▸ RECORDED INFORMATION:
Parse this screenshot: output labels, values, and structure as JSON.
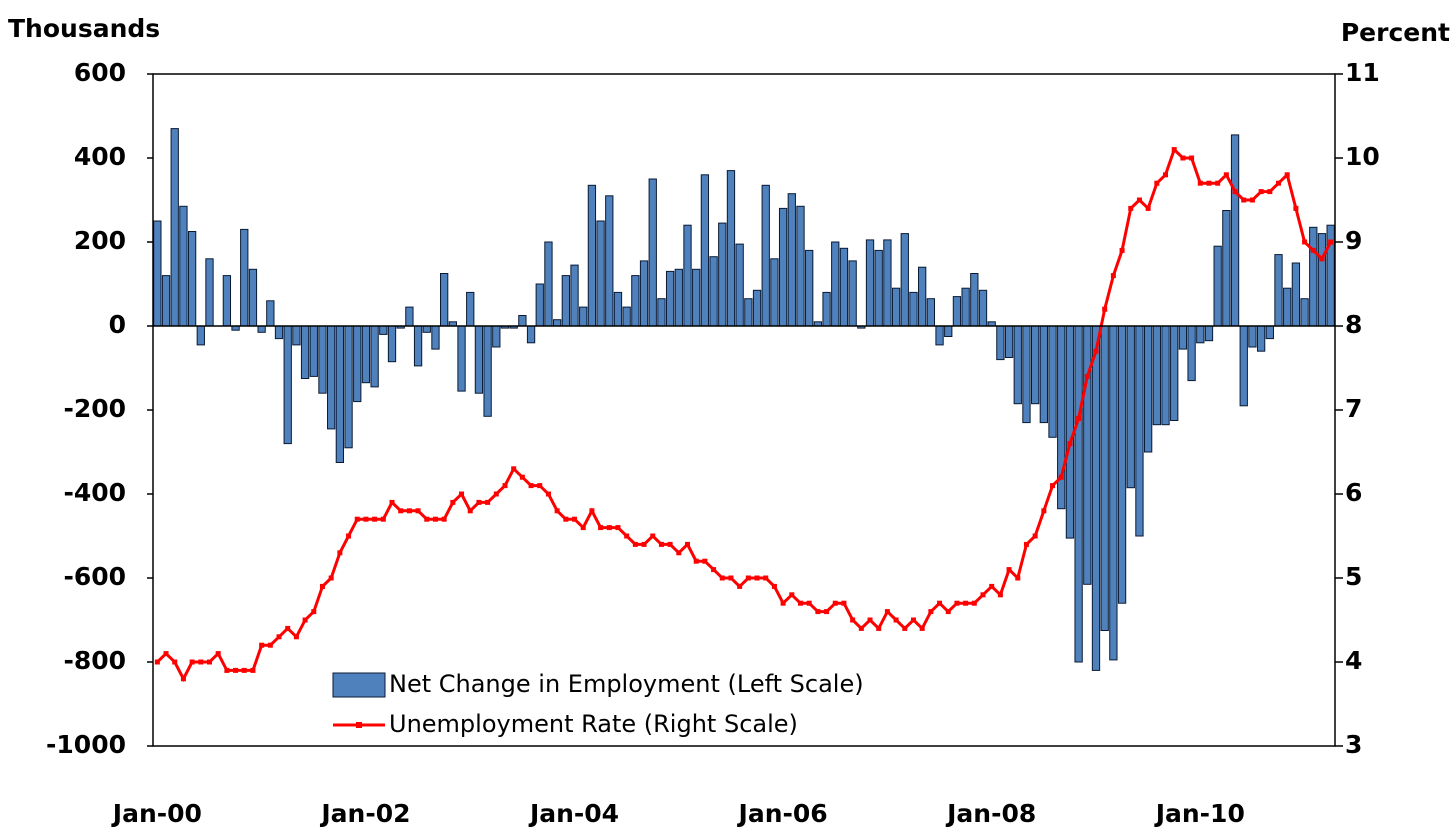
{
  "chart_data": {
    "type": "bar-line",
    "y_label": "Thousands",
    "y2_label": "Percent",
    "categories": [
      "Jan-00",
      null,
      null,
      null,
      null,
      null,
      null,
      null,
      null,
      null,
      null,
      null,
      null,
      null,
      null,
      null,
      null,
      null,
      null,
      null,
      null,
      null,
      null,
      null,
      "Jan-02",
      null,
      null,
      null,
      null,
      null,
      null,
      null,
      null,
      null,
      null,
      null,
      null,
      null,
      null,
      null,
      null,
      null,
      null,
      null,
      null,
      null,
      null,
      null,
      "Jan-04",
      null,
      null,
      null,
      null,
      null,
      null,
      null,
      null,
      null,
      null,
      null,
      null,
      null,
      null,
      null,
      null,
      null,
      null,
      null,
      null,
      null,
      null,
      null,
      "Jan-06",
      null,
      null,
      null,
      null,
      null,
      null,
      null,
      null,
      null,
      null,
      null,
      null,
      null,
      null,
      null,
      null,
      null,
      null,
      null,
      null,
      null,
      null,
      null,
      "Jan-08",
      null,
      null,
      null,
      null,
      null,
      null,
      null,
      null,
      null,
      null,
      null,
      null,
      null,
      null,
      null,
      null,
      null,
      null,
      null,
      null,
      null,
      null,
      null,
      "Jan-10",
      null,
      null,
      null,
      null,
      null,
      null,
      null,
      null,
      null,
      null,
      null,
      null,
      null,
      null,
      null
    ],
    "series": [
      {
        "name": "Net Change in Employment (Left Scale)",
        "type": "bar",
        "color": "#4f81bd",
        "values": [
          250,
          120,
          470,
          285,
          225,
          -45,
          160,
          0,
          120,
          -10,
          230,
          135,
          -15,
          60,
          -30,
          -280,
          -45,
          -125,
          -120,
          -160,
          -245,
          -325,
          -290,
          -180,
          -135,
          -145,
          -20,
          -85,
          -5,
          45,
          -95,
          -15,
          -55,
          125,
          10,
          -155,
          80,
          -160,
          -215,
          -50,
          -5,
          -5,
          25,
          -40,
          100,
          200,
          15,
          120,
          145,
          45,
          335,
          250,
          310,
          80,
          45,
          120,
          155,
          350,
          65,
          130,
          135,
          240,
          135,
          360,
          165,
          245,
          370,
          195,
          65,
          85,
          335,
          160,
          280,
          315,
          285,
          180,
          10,
          80,
          200,
          185,
          155,
          -5,
          205,
          180,
          205,
          90,
          220,
          80,
          140,
          65,
          -45,
          -25,
          70,
          90,
          125,
          85,
          10,
          -80,
          -75,
          -185,
          -230,
          -185,
          -230,
          -265,
          -435,
          -505,
          -800,
          -615,
          -820,
          -725,
          -795,
          -660,
          -385,
          -500,
          -300,
          -235,
          -235,
          -225,
          -55,
          -130,
          -40,
          -35,
          190,
          275,
          455,
          -190,
          -50,
          -60,
          -30,
          170,
          90,
          150,
          65,
          235,
          220,
          240
        ]
      },
      {
        "name": "Unemployment Rate (Right Scale)",
        "type": "line",
        "axis": "y2",
        "color": "#ff0000",
        "values": [
          4.0,
          4.1,
          4.0,
          3.8,
          4.0,
          4.0,
          4.0,
          4.1,
          3.9,
          3.9,
          3.9,
          3.9,
          4.2,
          4.2,
          4.3,
          4.4,
          4.3,
          4.5,
          4.6,
          4.9,
          5.0,
          5.3,
          5.5,
          5.7,
          5.7,
          5.7,
          5.7,
          5.9,
          5.8,
          5.8,
          5.8,
          5.7,
          5.7,
          5.7,
          5.9,
          6.0,
          5.8,
          5.9,
          5.9,
          6.0,
          6.1,
          6.3,
          6.2,
          6.1,
          6.1,
          6.0,
          5.8,
          5.7,
          5.7,
          5.6,
          5.8,
          5.6,
          5.6,
          5.6,
          5.5,
          5.4,
          5.4,
          5.5,
          5.4,
          5.4,
          5.3,
          5.4,
          5.2,
          5.2,
          5.1,
          5.0,
          5.0,
          4.9,
          5.0,
          5.0,
          5.0,
          4.9,
          4.7,
          4.8,
          4.7,
          4.7,
          4.6,
          4.6,
          4.7,
          4.7,
          4.5,
          4.4,
          4.5,
          4.4,
          4.6,
          4.5,
          4.4,
          4.5,
          4.4,
          4.6,
          4.7,
          4.6,
          4.7,
          4.7,
          4.7,
          4.8,
          4.9,
          4.8,
          5.1,
          5.0,
          5.4,
          5.5,
          5.8,
          6.1,
          6.2,
          6.6,
          6.9,
          7.4,
          7.7,
          8.2,
          8.6,
          8.9,
          9.4,
          9.5,
          9.4,
          9.7,
          9.8,
          10.1,
          10.0,
          10.0,
          9.7,
          9.7,
          9.7,
          9.8,
          9.6,
          9.5,
          9.5,
          9.6,
          9.6,
          9.7,
          9.8,
          9.4,
          9.0,
          8.9,
          8.8,
          9.0
        ]
      }
    ],
    "ylim": [
      -1000,
      600
    ],
    "yticks": [
      -1000,
      -800,
      -600,
      -400,
      -200,
      0,
      200,
      400,
      600
    ],
    "y2lim": [
      3,
      11
    ],
    "y2ticks": [
      3,
      4,
      5,
      6,
      7,
      8,
      9,
      10,
      11
    ],
    "legend": "lower left"
  }
}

▸ STATED TASK:
Your copy of the data above should match it exactly, except that pictures are left out.

▸ EXERCISE SOLUTION:
Parse this screenshot: output labels, values, and structure as JSON.
{
  "chart_data": {
    "type": "bar-line",
    "y_label": "Thousands",
    "y2_label": "Percent",
    "categories": [
      "Jan-00",
      null,
      null,
      null,
      null,
      null,
      null,
      null,
      null,
      null,
      null,
      null,
      null,
      null,
      null,
      null,
      null,
      null,
      null,
      null,
      null,
      null,
      null,
      null,
      "Jan-02",
      null,
      null,
      null,
      null,
      null,
      null,
      null,
      null,
      null,
      null,
      null,
      null,
      null,
      null,
      null,
      null,
      null,
      null,
      null,
      null,
      null,
      null,
      null,
      "Jan-04",
      null,
      null,
      null,
      null,
      null,
      null,
      null,
      null,
      null,
      null,
      null,
      null,
      null,
      null,
      null,
      null,
      null,
      null,
      null,
      null,
      null,
      null,
      null,
      "Jan-06",
      null,
      null,
      null,
      null,
      null,
      null,
      null,
      null,
      null,
      null,
      null,
      null,
      null,
      null,
      null,
      null,
      null,
      null,
      null,
      null,
      null,
      null,
      null,
      "Jan-08",
      null,
      null,
      null,
      null,
      null,
      null,
      null,
      null,
      null,
      null,
      null,
      null,
      null,
      null,
      null,
      null,
      null,
      null,
      null,
      null,
      null,
      null,
      null,
      "Jan-10",
      null,
      null,
      null,
      null,
      null,
      null,
      null,
      null,
      null,
      null,
      null,
      null,
      null,
      null,
      null
    ],
    "series": [
      {
        "name": "Net Change in Employment (Left Scale)",
        "type": "bar",
        "color": "#4f81bd",
        "values": [
          250,
          120,
          470,
          285,
          225,
          -45,
          160,
          0,
          120,
          -10,
          230,
          135,
          -15,
          60,
          -30,
          -280,
          -45,
          -125,
          -120,
          -160,
          -245,
          -325,
          -290,
          -180,
          -135,
          -145,
          -20,
          -85,
          -5,
          45,
          -95,
          -15,
          -55,
          125,
          10,
          -155,
          80,
          -160,
          -215,
          -50,
          -5,
          -5,
          25,
          -40,
          100,
          200,
          15,
          120,
          145,
          45,
          335,
          250,
          310,
          80,
          45,
          120,
          155,
          350,
          65,
          130,
          135,
          240,
          135,
          360,
          165,
          245,
          370,
          195,
          65,
          85,
          335,
          160,
          280,
          315,
          285,
          180,
          10,
          80,
          200,
          185,
          155,
          -5,
          205,
          180,
          205,
          90,
          220,
          80,
          140,
          65,
          -45,
          -25,
          70,
          90,
          125,
          85,
          10,
          -80,
          -75,
          -185,
          -230,
          -185,
          -230,
          -265,
          -435,
          -505,
          -800,
          -615,
          -820,
          -725,
          -795,
          -660,
          -385,
          -500,
          -300,
          -235,
          -235,
          -225,
          -55,
          -130,
          -40,
          -35,
          190,
          275,
          455,
          -190,
          -50,
          -60,
          -30,
          170,
          90,
          150,
          65,
          235,
          220,
          240
        ]
      },
      {
        "name": "Unemployment Rate (Right Scale)",
        "type": "line",
        "axis": "y2",
        "color": "#ff0000",
        "values": [
          4.0,
          4.1,
          4.0,
          3.8,
          4.0,
          4.0,
          4.0,
          4.1,
          3.9,
          3.9,
          3.9,
          3.9,
          4.2,
          4.2,
          4.3,
          4.4,
          4.3,
          4.5,
          4.6,
          4.9,
          5.0,
          5.3,
          5.5,
          5.7,
          5.7,
          5.7,
          5.7,
          5.9,
          5.8,
          5.8,
          5.8,
          5.7,
          5.7,
          5.7,
          5.9,
          6.0,
          5.8,
          5.9,
          5.9,
          6.0,
          6.1,
          6.3,
          6.2,
          6.1,
          6.1,
          6.0,
          5.8,
          5.7,
          5.7,
          5.6,
          5.8,
          5.6,
          5.6,
          5.6,
          5.5,
          5.4,
          5.4,
          5.5,
          5.4,
          5.4,
          5.3,
          5.4,
          5.2,
          5.2,
          5.1,
          5.0,
          5.0,
          4.9,
          5.0,
          5.0,
          5.0,
          4.9,
          4.7,
          4.8,
          4.7,
          4.7,
          4.6,
          4.6,
          4.7,
          4.7,
          4.5,
          4.4,
          4.5,
          4.4,
          4.6,
          4.5,
          4.4,
          4.5,
          4.4,
          4.6,
          4.7,
          4.6,
          4.7,
          4.7,
          4.7,
          4.8,
          4.9,
          4.8,
          5.1,
          5.0,
          5.4,
          5.5,
          5.8,
          6.1,
          6.2,
          6.6,
          6.9,
          7.4,
          7.7,
          8.2,
          8.6,
          8.9,
          9.4,
          9.5,
          9.4,
          9.7,
          9.8,
          10.1,
          10.0,
          10.0,
          9.7,
          9.7,
          9.7,
          9.8,
          9.6,
          9.5,
          9.5,
          9.6,
          9.6,
          9.7,
          9.8,
          9.4,
          9.0,
          8.9,
          8.8,
          9.0
        ]
      }
    ],
    "ylim": [
      -1000,
      600
    ],
    "yticks": [
      -1000,
      -800,
      -600,
      -400,
      -200,
      0,
      200,
      400,
      600
    ],
    "y2lim": [
      3,
      11
    ],
    "y2ticks": [
      3,
      4,
      5,
      6,
      7,
      8,
      9,
      10,
      11
    ],
    "legend": "lower left"
  }
}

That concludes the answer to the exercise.